Dataset records:
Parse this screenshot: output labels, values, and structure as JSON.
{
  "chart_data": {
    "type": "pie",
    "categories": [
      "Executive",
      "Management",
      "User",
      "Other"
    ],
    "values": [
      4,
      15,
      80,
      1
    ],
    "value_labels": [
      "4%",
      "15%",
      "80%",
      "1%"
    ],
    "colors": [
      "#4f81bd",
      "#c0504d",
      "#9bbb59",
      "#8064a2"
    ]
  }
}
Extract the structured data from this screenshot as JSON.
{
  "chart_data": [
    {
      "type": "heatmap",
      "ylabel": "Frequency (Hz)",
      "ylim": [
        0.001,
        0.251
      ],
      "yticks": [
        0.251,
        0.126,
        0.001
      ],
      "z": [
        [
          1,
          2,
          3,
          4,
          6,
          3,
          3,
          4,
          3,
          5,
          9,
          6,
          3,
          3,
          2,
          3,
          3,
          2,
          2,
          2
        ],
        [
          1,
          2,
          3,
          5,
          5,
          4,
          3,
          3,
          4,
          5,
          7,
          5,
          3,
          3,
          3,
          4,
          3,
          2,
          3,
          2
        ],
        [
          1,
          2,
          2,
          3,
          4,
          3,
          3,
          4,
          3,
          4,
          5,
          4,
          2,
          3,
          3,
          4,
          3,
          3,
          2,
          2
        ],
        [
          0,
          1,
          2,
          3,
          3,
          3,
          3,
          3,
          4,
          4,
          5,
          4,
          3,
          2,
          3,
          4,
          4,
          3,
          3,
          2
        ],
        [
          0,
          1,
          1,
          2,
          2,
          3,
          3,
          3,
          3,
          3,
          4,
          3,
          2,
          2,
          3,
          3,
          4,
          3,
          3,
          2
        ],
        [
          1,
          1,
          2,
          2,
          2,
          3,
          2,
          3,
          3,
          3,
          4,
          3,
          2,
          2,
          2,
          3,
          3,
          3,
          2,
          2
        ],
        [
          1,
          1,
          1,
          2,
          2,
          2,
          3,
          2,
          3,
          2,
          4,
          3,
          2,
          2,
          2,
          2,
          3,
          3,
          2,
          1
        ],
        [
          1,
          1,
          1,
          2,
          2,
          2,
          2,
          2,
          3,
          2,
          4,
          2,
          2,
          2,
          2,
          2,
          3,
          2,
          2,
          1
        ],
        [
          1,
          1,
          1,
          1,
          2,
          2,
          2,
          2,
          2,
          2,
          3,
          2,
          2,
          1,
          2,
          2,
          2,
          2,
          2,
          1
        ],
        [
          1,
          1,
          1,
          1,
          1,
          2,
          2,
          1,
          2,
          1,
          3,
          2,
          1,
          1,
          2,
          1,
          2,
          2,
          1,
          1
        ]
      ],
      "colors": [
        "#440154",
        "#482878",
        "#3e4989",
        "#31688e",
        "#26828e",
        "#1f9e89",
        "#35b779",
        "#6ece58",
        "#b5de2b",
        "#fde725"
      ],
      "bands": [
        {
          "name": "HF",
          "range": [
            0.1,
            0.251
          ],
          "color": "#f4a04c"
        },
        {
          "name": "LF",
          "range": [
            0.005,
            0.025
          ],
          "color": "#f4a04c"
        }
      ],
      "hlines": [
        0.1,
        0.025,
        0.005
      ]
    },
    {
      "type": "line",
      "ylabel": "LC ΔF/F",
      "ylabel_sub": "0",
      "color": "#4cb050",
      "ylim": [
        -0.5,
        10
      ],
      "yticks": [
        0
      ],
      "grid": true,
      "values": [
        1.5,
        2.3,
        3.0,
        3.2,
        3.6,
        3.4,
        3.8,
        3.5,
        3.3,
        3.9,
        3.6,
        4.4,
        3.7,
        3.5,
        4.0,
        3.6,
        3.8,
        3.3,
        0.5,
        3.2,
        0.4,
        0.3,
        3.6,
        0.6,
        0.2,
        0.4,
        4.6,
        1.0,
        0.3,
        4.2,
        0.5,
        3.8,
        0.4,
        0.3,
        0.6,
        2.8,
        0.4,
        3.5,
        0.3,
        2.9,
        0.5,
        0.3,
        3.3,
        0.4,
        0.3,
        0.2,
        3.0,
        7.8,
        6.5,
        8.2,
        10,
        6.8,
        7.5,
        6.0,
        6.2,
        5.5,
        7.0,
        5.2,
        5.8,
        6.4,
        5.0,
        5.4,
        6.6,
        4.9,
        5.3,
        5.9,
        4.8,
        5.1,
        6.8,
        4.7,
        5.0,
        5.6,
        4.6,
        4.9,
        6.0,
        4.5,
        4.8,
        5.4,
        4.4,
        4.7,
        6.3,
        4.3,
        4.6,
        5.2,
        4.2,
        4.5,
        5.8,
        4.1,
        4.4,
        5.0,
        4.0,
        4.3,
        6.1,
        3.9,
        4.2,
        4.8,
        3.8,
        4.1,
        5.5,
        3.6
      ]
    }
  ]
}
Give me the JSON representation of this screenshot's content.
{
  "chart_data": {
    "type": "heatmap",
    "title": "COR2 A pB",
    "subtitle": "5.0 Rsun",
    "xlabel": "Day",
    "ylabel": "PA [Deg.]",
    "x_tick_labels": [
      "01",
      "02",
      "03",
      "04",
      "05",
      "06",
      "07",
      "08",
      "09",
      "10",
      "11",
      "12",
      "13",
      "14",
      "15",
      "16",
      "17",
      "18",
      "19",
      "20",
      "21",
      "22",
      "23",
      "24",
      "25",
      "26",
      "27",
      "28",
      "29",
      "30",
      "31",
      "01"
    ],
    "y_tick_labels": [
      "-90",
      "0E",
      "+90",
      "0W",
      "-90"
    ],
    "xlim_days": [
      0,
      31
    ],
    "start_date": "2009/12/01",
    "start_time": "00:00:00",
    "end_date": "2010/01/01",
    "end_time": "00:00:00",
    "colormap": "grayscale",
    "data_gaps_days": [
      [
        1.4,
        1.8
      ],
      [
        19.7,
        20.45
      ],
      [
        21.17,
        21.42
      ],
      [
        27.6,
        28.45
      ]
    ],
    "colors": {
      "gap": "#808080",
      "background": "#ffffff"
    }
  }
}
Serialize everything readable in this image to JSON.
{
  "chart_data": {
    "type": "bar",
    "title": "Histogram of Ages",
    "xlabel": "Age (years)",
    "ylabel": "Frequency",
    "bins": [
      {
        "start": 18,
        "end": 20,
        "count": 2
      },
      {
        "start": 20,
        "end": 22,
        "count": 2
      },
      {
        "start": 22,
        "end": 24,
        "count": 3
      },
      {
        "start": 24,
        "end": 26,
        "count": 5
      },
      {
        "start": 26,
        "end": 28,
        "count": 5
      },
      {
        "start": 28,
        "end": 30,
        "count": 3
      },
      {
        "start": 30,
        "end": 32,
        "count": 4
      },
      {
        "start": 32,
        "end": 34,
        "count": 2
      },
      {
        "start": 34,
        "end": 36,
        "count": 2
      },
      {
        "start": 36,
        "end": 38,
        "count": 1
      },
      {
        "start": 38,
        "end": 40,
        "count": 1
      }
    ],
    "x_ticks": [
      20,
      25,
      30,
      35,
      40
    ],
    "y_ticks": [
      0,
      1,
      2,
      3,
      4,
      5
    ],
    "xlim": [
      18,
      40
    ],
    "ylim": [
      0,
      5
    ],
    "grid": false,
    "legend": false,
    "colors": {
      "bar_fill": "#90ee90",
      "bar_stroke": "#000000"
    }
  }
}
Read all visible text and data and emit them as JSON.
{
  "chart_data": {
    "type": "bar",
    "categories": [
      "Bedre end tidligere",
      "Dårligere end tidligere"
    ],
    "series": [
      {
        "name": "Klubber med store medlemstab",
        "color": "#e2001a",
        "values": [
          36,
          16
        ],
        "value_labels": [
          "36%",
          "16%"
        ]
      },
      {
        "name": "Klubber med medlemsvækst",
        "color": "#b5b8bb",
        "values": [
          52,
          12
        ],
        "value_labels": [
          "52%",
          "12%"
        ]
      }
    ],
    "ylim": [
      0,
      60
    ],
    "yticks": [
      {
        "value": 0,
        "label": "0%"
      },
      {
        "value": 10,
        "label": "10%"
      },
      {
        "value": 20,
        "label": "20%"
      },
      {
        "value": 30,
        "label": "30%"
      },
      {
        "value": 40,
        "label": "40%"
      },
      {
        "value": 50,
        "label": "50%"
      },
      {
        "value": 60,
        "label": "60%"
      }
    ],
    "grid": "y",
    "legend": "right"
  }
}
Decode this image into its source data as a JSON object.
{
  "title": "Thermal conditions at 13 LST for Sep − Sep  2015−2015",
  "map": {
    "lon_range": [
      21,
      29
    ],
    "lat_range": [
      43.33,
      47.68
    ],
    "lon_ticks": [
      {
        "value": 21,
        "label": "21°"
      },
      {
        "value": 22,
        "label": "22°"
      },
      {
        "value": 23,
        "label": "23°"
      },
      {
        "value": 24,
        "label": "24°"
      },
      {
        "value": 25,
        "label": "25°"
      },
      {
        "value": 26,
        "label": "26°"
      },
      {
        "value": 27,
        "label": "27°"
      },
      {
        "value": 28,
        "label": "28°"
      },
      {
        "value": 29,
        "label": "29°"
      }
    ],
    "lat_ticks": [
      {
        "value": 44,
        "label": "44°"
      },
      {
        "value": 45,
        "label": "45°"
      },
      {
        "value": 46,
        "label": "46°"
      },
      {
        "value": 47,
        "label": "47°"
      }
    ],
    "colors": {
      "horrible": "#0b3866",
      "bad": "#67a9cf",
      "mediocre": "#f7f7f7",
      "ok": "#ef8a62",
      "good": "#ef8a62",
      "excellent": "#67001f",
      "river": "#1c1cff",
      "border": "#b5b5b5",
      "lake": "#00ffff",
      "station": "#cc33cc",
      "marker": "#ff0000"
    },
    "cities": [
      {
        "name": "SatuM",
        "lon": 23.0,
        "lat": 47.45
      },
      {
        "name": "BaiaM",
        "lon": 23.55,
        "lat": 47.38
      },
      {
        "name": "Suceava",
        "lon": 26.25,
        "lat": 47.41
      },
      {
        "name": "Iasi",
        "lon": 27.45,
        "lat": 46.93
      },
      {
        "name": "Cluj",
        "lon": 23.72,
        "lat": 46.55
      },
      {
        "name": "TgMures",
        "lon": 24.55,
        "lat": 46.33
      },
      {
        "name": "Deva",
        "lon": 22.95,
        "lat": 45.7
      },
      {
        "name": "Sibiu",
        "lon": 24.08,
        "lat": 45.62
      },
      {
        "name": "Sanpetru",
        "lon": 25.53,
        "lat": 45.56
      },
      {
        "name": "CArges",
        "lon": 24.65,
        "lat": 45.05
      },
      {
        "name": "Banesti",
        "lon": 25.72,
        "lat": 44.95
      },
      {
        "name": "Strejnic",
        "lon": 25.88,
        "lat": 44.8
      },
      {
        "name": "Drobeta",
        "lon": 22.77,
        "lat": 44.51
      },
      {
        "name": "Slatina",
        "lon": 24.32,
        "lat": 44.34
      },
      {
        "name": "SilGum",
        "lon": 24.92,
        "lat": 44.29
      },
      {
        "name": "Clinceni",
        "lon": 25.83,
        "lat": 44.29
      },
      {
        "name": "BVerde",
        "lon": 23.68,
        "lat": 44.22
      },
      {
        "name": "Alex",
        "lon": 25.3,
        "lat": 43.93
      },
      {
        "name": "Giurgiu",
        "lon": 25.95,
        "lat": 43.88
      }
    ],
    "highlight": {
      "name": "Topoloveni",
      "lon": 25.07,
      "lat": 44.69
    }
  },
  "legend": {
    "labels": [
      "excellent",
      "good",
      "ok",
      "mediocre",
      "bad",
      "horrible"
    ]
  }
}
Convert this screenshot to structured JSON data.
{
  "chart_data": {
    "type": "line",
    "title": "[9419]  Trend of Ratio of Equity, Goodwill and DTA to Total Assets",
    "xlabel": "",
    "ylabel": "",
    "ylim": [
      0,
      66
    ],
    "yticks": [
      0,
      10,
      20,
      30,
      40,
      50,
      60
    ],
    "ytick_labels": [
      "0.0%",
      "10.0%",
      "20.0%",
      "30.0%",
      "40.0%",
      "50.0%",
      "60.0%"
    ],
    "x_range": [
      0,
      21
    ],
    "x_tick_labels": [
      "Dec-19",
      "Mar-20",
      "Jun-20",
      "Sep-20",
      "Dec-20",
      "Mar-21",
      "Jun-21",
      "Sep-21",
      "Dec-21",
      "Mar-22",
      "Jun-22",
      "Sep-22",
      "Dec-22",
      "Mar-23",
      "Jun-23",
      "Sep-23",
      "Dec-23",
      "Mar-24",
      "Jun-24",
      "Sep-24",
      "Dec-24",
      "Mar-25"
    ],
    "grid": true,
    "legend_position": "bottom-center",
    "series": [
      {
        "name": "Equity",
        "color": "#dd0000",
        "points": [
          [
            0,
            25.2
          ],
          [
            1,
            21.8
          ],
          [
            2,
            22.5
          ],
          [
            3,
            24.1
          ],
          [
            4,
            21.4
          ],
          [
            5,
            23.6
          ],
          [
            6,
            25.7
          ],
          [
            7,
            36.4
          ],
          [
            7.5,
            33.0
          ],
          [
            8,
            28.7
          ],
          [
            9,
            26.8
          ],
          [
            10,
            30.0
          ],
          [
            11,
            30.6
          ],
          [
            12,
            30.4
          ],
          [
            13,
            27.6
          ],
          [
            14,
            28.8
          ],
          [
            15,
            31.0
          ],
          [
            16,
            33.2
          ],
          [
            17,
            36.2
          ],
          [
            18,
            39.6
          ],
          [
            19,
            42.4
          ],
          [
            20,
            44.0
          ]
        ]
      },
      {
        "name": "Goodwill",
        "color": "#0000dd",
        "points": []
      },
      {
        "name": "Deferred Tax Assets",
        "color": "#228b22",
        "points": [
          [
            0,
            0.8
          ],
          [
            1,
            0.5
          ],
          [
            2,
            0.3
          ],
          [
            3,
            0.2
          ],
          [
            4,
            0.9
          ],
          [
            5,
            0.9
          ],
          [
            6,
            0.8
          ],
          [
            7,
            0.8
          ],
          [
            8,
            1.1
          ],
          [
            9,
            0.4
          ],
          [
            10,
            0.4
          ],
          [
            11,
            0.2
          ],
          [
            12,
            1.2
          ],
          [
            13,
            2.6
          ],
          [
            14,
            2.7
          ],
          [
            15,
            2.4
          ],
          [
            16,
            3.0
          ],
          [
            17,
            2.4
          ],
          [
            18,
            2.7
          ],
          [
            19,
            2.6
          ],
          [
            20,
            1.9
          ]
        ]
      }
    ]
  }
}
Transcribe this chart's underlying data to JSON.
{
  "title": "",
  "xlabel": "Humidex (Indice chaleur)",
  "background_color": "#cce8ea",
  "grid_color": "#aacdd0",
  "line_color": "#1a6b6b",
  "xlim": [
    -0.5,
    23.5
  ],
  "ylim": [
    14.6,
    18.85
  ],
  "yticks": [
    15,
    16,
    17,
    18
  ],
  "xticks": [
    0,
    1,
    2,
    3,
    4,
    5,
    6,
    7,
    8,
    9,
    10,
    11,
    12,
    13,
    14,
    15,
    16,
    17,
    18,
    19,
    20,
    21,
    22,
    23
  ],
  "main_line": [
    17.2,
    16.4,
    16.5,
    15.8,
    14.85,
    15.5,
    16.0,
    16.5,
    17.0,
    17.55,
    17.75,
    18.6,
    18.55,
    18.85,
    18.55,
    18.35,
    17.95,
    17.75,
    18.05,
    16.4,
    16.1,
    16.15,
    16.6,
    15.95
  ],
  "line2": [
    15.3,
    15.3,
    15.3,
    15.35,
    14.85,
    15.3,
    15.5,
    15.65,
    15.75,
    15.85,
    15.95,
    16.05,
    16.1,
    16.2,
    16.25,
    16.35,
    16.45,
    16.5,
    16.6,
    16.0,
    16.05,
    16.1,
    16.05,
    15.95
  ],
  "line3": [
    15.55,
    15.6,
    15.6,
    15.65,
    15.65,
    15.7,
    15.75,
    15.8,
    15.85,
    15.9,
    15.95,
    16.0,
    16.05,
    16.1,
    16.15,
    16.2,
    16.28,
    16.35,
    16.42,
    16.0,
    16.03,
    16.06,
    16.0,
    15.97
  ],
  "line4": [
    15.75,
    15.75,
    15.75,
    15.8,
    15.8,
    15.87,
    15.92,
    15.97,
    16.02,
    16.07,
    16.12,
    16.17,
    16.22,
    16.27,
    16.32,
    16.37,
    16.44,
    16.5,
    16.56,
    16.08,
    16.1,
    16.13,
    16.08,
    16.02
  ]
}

DIRECTIVE:
Gather each line of the records holding the string "Assets".

SOLUTION BELOW:
    "title": "[9419]  Trend of Ratio of Equity, Goodwill and DTA to Total Assets",
        "name": "Deferred Tax Assets",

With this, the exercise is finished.